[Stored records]
%%
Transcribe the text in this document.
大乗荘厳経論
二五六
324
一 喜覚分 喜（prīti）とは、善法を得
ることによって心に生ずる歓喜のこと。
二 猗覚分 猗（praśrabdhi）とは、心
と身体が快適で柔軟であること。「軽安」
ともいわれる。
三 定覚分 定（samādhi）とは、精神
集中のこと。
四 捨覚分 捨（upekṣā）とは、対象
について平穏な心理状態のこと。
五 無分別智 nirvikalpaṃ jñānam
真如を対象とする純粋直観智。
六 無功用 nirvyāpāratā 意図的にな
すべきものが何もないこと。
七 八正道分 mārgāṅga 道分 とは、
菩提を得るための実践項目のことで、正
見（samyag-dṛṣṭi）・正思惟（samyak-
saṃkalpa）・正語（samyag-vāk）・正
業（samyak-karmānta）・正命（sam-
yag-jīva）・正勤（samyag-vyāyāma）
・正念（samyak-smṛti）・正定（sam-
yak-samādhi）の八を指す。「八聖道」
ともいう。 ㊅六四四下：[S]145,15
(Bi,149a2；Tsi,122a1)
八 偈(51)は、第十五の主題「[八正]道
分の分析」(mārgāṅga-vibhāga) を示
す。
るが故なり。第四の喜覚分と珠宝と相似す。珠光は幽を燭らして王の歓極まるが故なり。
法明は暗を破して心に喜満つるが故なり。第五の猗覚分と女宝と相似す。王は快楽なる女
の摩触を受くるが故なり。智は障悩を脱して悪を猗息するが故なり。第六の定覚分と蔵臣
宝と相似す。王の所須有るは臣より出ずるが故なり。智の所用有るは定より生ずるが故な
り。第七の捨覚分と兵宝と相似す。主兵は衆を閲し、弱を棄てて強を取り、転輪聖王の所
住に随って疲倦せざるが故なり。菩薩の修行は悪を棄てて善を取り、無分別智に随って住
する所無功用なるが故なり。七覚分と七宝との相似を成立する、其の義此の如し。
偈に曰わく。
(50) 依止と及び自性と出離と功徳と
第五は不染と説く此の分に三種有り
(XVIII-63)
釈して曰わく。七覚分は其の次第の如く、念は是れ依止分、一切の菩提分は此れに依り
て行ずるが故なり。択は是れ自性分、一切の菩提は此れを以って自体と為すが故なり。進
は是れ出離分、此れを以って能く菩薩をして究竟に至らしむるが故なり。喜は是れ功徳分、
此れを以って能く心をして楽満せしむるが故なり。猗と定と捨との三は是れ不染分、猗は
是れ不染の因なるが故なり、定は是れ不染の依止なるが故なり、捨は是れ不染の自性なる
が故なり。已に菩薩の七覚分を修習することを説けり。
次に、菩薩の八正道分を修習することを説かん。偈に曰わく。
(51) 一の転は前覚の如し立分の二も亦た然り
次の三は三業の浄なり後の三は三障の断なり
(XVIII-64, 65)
%%
TASK.
Return the whole listing exactly, with every line included.

EXERCISE SOLUTION.
Transcribe the text in this document.
大乗荘厳経論
二五六
324
一 喜覚分 喜（prīti）とは、善法を得
ることによって心に生ずる歓喜のこと。
二 猗覚分 猗（praśrabdhi）とは、心
と身体が快適で柔軟であること。「軽安」
ともいわれる。
三 定覚分 定（samādhi）とは、精神
集中のこと。
四 捨覚分 捨（upekṣā）とは、対象
について平穏な心理状態のこと。
五 無分別智 nirvikalpaṃ jñānam
真如を対象とする純粋直観智。
六 無功用 nirvyāpāratā 意図的にな
すべきものが何もないこと。
七 八正道分 mārgāṅga 道分 とは、
菩提を得るための実践項目のことで、正
見（samyag-dṛṣṭi）・正思惟（samyak-
saṃkalpa）・正語（samyag-vāk）・正
業（samyak-karmānta）・正命（sam-
yag-jīva）・正勤（samyag-vyāyāma）
・正念（samyak-smṛti）・正定（sam-
yak-samādhi）の八を指す。「八聖道」
ともいう。 ㊅六四四下：[S]145,15
(Bi,149a2；Tsi,122a1)
八 偈(51)は、第十五の主題「[八正]道
分の分析」(mārgāṅga-vibhāga) を示
す。
るが故なり。第四の喜覚分と珠宝と相似す。珠光は幽を燭らして王の歓極まるが故なり。
法明は暗を破して心に喜満つるが故なり。第五の猗覚分と女宝と相似す。王は快楽なる女
の摩触を受くるが故なり。智は障悩を脱して悪を猗息するが故なり。第六の定覚分と蔵臣
宝と相似す。王の所須有るは臣より出ずるが故なり。智の所用有るは定より生ずるが故な
り。第七の捨覚分と兵宝と相似す。主兵は衆を閲し、弱を棄てて強を取り、転輪聖王の所
住に随って疲倦せざるが故なり。菩薩の修行は悪を棄てて善を取り、無分別智に随って住
する所無功用なるが故なり。七覚分と七宝との相似を成立する、其の義此の如し。
偈に曰わく。
(50) 依止と及び自性と出離と功徳と
第五は不染と説く此の分に三種有り
(XVIII-63)
釈して曰わく。七覚分は其の次第の如く、念は是れ依止分、一切の菩提分は此れに依り
て行ずるが故なり。択は是れ自性分、一切の菩提は此れを以って自体と為すが故なり。進
は是れ出離分、此れを以って能く菩薩をして究竟に至らしむるが故なり。喜は是れ功徳分、
此れを以って能く心をして楽満せしむるが故なり。猗と定と捨との三は是れ不染分、猗は
是れ不染の因なるが故なり、定は是れ不染の依止なるが故なり、捨は是れ不染の自性なる
が故なり。已に菩薩の七覚分を修習することを説けり。
次に、菩薩の八正道分を修習することを説かん。偈に曰わく。
(51) 一の転は前覚の如し立分の二も亦た然り
次の三は三業の浄なり後の三は三障の断なり
(XVIII-64, 65)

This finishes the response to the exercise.